- Brief -
Collect each line of the records containing the string "Virtual".
+++++
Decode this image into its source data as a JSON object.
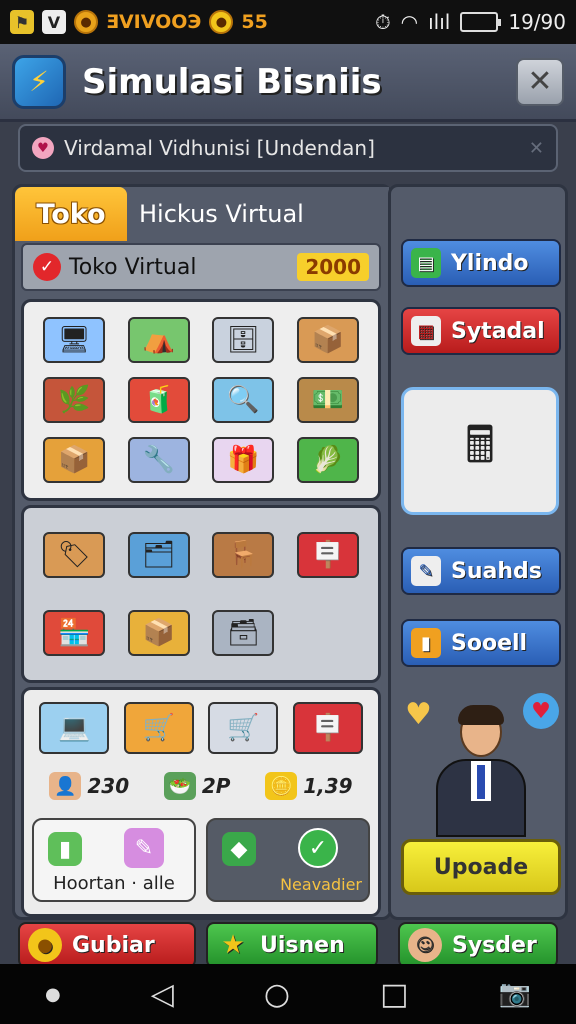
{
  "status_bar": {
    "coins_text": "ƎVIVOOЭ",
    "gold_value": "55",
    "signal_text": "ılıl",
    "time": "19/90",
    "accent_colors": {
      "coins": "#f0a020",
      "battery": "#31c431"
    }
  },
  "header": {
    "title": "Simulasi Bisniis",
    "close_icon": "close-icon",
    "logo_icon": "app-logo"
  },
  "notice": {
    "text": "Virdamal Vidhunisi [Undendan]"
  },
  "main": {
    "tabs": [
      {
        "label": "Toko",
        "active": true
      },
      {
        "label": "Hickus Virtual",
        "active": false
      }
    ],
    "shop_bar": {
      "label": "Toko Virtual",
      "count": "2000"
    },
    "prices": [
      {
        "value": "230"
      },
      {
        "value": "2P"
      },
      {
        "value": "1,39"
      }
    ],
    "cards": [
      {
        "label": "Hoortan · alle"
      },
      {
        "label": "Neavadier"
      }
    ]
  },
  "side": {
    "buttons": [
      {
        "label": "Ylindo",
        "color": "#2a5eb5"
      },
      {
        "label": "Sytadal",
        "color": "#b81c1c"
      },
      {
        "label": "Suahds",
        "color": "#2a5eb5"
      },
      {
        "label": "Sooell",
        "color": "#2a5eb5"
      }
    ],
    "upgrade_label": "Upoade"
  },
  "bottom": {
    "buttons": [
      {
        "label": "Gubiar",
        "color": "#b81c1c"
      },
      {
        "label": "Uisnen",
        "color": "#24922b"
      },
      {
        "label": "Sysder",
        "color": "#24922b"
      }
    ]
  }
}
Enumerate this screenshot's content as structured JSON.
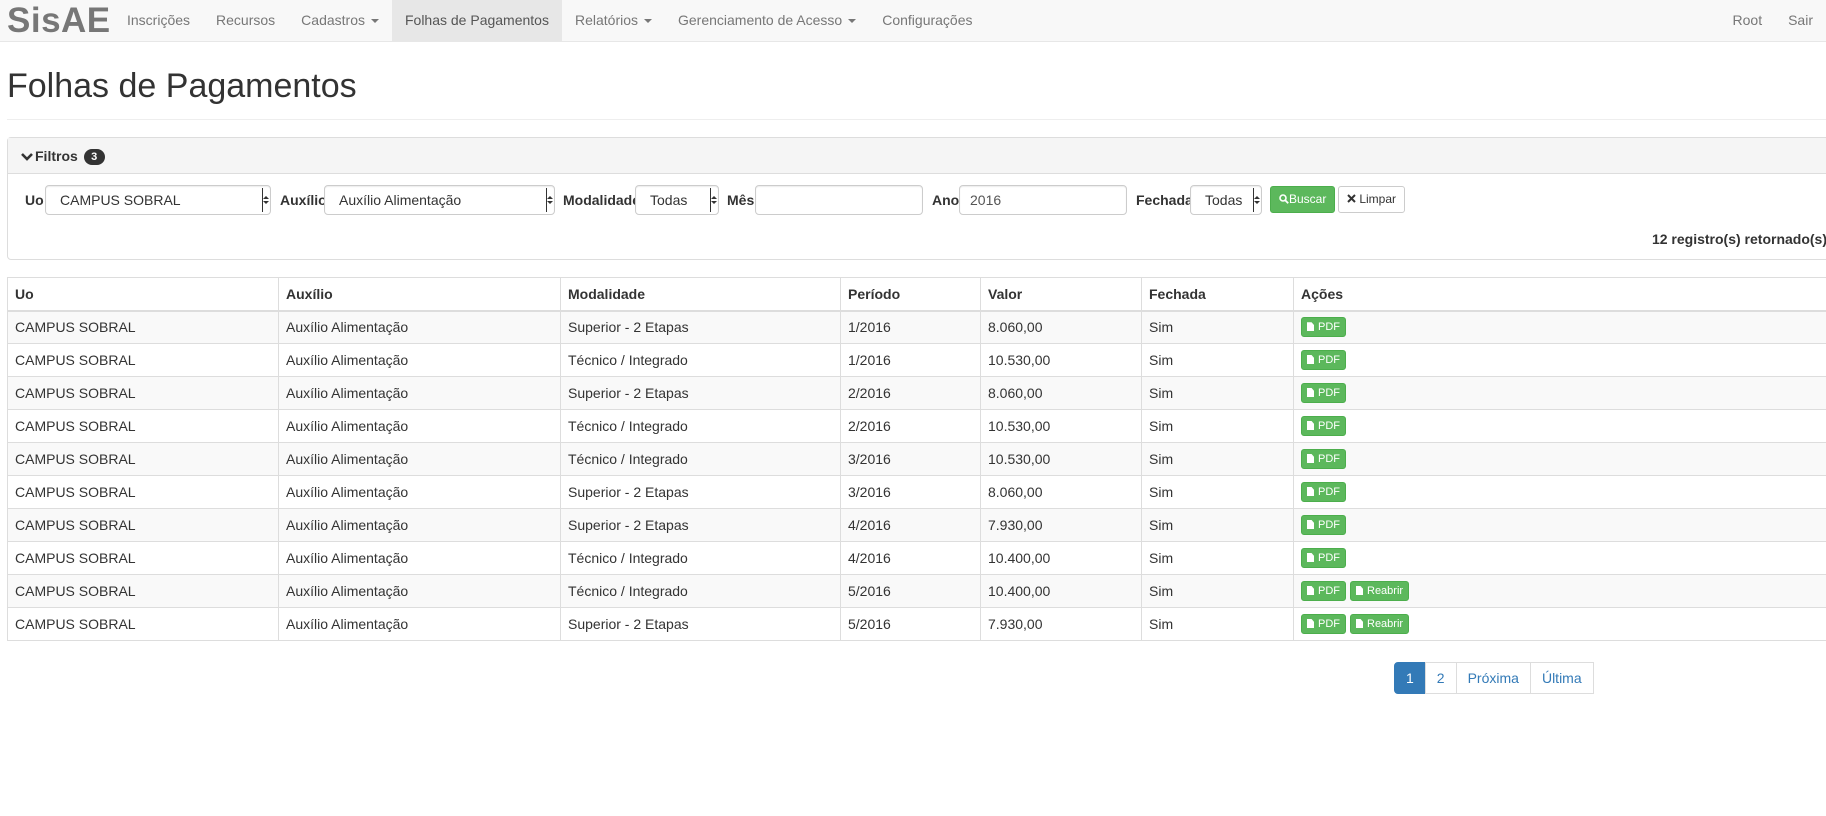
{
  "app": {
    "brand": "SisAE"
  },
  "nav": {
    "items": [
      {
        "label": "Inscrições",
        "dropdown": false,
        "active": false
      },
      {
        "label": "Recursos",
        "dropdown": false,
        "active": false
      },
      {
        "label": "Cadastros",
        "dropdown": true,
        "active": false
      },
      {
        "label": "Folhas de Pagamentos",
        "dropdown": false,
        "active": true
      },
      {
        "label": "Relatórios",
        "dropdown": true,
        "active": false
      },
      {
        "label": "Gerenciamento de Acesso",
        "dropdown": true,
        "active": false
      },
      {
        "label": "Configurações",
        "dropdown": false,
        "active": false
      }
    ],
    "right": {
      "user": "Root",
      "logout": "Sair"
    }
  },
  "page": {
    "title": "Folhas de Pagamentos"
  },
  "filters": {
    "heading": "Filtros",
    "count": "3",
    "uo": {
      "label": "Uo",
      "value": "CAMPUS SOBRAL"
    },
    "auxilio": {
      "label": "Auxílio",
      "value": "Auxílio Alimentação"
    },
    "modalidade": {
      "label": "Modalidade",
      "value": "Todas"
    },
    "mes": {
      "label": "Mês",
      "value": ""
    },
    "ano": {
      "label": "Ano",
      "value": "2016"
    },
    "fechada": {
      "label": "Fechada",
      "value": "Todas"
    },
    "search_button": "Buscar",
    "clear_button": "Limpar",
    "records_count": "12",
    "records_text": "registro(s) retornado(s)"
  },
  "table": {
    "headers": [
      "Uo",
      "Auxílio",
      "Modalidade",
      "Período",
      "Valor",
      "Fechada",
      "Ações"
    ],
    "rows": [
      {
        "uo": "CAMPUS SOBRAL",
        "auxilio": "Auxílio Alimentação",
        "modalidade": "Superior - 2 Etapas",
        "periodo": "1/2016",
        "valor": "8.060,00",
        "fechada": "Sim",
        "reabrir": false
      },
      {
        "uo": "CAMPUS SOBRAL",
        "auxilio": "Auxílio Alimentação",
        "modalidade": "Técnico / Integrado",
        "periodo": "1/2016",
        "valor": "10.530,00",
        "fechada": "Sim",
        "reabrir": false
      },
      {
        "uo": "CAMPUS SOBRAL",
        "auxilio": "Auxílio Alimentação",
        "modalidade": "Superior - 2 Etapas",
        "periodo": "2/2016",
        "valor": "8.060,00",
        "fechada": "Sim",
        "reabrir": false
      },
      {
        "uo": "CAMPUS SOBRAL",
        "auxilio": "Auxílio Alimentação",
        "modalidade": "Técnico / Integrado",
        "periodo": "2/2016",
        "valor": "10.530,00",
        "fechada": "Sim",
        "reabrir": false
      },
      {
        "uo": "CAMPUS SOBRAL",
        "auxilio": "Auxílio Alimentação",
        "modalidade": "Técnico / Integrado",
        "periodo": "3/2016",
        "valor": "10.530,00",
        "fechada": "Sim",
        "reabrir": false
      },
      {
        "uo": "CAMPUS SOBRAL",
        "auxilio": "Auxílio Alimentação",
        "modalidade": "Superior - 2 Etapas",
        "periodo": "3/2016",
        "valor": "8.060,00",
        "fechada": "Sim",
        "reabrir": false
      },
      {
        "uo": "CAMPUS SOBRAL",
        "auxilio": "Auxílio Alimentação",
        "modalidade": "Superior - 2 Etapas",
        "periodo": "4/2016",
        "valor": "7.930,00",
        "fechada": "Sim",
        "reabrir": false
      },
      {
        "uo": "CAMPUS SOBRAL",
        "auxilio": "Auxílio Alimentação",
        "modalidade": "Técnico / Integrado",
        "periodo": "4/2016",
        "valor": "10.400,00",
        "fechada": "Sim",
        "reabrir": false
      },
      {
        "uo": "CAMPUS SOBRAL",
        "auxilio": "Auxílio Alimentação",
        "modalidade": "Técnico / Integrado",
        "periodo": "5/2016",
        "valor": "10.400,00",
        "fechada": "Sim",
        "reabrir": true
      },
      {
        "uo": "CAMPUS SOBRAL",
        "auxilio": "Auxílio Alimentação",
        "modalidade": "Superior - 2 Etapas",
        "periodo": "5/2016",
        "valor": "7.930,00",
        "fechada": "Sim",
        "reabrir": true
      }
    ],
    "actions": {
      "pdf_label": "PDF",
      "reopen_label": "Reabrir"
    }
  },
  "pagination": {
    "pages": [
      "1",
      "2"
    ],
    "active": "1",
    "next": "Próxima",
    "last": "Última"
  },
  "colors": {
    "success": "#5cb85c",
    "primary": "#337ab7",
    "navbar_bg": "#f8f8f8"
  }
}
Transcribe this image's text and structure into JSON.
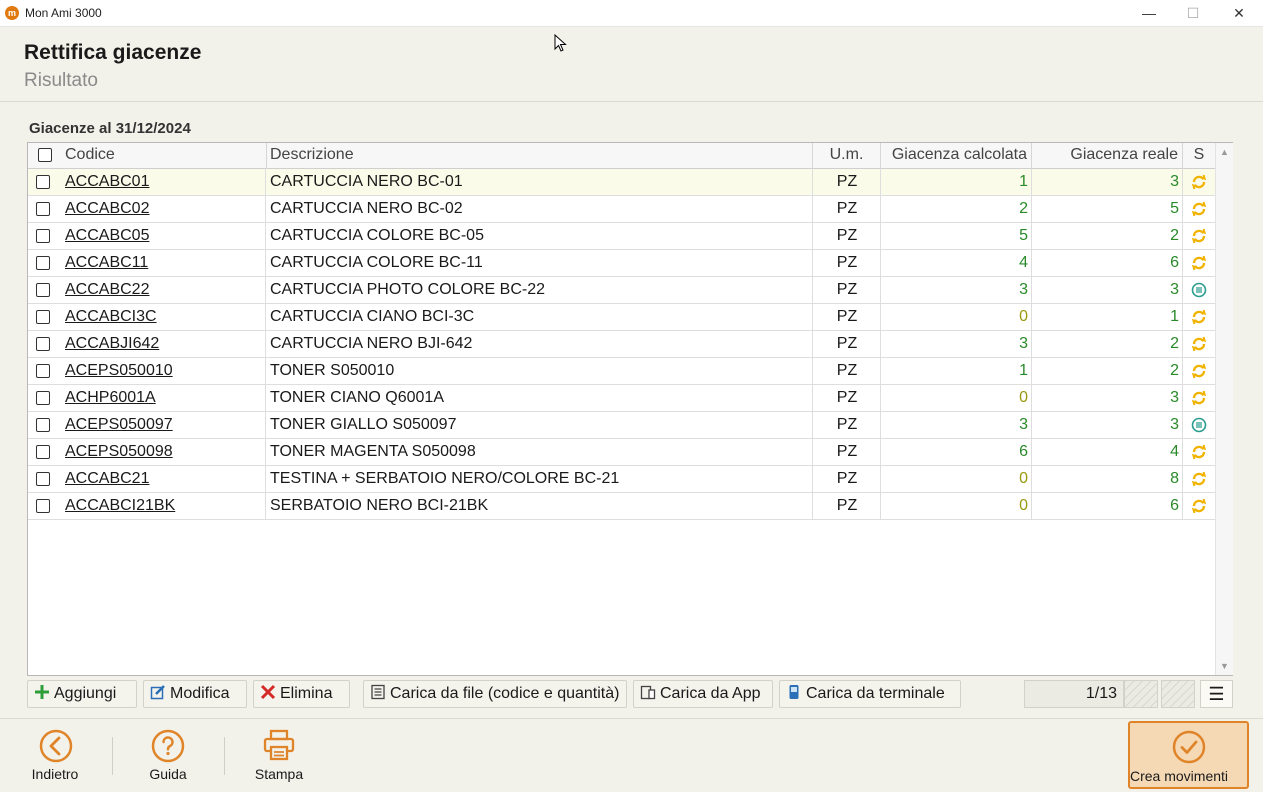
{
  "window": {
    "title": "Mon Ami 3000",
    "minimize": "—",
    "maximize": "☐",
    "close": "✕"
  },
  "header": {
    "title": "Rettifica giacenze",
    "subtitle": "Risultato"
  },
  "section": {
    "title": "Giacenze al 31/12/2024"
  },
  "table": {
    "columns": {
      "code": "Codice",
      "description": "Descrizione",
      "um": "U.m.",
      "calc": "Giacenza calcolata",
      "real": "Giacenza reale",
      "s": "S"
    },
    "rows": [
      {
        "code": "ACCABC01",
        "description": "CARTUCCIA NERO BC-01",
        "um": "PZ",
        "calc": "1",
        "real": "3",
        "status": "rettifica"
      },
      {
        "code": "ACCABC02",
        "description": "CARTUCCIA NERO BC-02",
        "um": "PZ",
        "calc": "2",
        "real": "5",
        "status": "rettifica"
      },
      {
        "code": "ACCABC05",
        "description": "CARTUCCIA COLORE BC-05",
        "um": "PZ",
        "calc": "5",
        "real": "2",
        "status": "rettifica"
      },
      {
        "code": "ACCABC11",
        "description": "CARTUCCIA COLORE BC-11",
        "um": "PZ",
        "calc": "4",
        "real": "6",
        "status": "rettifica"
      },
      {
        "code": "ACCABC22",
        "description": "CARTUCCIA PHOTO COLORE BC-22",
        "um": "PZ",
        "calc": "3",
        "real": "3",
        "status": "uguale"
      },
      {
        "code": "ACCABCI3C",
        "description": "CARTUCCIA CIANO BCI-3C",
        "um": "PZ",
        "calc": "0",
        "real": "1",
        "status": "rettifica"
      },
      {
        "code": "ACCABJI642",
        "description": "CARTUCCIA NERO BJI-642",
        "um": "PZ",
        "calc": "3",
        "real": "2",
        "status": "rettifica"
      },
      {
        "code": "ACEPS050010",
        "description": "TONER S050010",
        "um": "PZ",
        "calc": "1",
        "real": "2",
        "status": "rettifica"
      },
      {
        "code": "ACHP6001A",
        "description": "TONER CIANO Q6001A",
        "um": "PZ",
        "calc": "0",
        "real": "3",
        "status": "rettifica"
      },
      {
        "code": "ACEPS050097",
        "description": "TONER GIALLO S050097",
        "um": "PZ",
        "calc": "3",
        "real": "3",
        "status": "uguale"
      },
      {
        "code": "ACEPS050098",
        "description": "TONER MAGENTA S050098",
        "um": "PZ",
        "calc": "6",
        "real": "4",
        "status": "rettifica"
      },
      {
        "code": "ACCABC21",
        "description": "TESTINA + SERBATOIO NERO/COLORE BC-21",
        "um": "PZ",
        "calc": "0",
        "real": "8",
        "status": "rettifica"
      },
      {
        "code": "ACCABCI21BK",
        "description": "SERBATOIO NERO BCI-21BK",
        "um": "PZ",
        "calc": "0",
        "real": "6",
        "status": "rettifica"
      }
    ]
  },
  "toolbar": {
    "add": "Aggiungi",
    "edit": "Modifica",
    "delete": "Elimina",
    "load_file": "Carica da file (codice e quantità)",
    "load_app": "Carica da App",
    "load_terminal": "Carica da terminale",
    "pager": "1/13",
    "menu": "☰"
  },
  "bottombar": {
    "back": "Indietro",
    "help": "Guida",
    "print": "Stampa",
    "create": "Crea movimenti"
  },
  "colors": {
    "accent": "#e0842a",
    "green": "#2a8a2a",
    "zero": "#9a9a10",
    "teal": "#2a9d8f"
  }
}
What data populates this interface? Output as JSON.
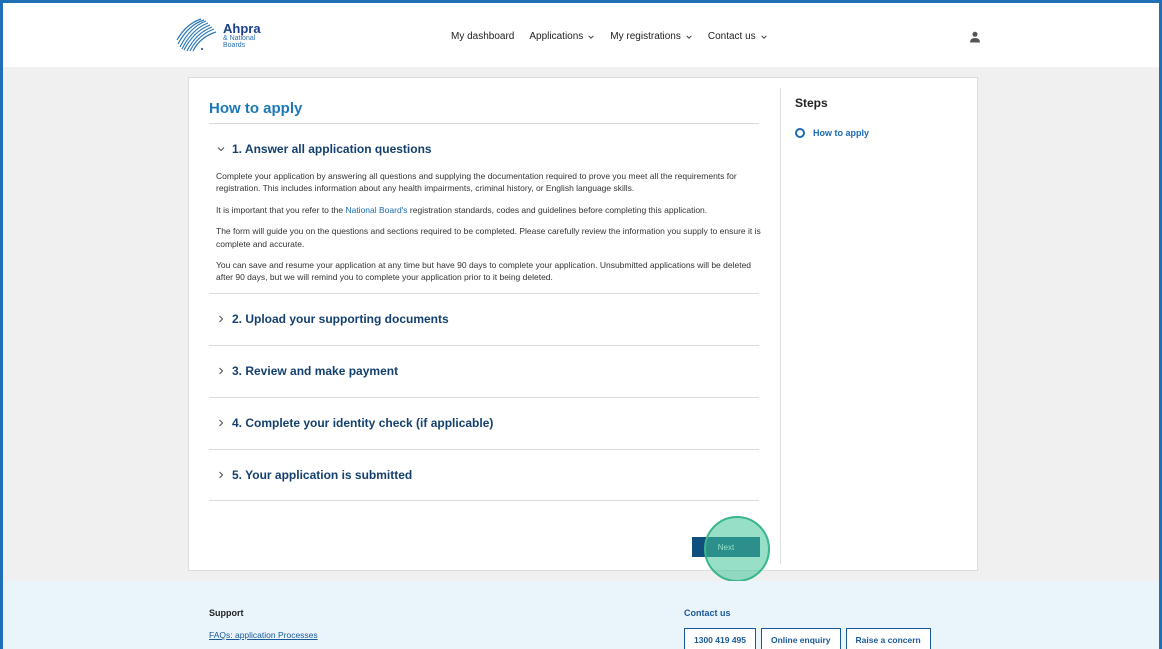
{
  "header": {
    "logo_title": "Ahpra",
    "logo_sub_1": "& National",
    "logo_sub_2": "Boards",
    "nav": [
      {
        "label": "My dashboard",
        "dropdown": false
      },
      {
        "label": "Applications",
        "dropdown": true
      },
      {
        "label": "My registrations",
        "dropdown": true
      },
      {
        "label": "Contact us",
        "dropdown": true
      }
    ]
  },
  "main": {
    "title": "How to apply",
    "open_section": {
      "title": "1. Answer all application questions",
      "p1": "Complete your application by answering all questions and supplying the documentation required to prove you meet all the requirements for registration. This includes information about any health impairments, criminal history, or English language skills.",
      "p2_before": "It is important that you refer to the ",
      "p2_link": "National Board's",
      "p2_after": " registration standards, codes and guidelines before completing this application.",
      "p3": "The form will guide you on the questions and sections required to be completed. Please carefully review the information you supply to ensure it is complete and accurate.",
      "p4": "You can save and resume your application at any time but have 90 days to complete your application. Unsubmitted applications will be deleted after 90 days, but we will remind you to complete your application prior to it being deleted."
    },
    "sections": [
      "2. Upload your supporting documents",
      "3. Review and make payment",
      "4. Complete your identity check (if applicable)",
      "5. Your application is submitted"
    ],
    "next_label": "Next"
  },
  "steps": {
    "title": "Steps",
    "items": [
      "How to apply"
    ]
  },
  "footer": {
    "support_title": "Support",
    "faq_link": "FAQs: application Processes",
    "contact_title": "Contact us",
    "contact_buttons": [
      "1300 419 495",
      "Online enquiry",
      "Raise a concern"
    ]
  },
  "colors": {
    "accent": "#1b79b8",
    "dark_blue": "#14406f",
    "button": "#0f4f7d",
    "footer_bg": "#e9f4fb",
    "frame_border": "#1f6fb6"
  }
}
+++++
- The answer -
        "label": "Hickus Virtual",
      "label": "Toko Virtual",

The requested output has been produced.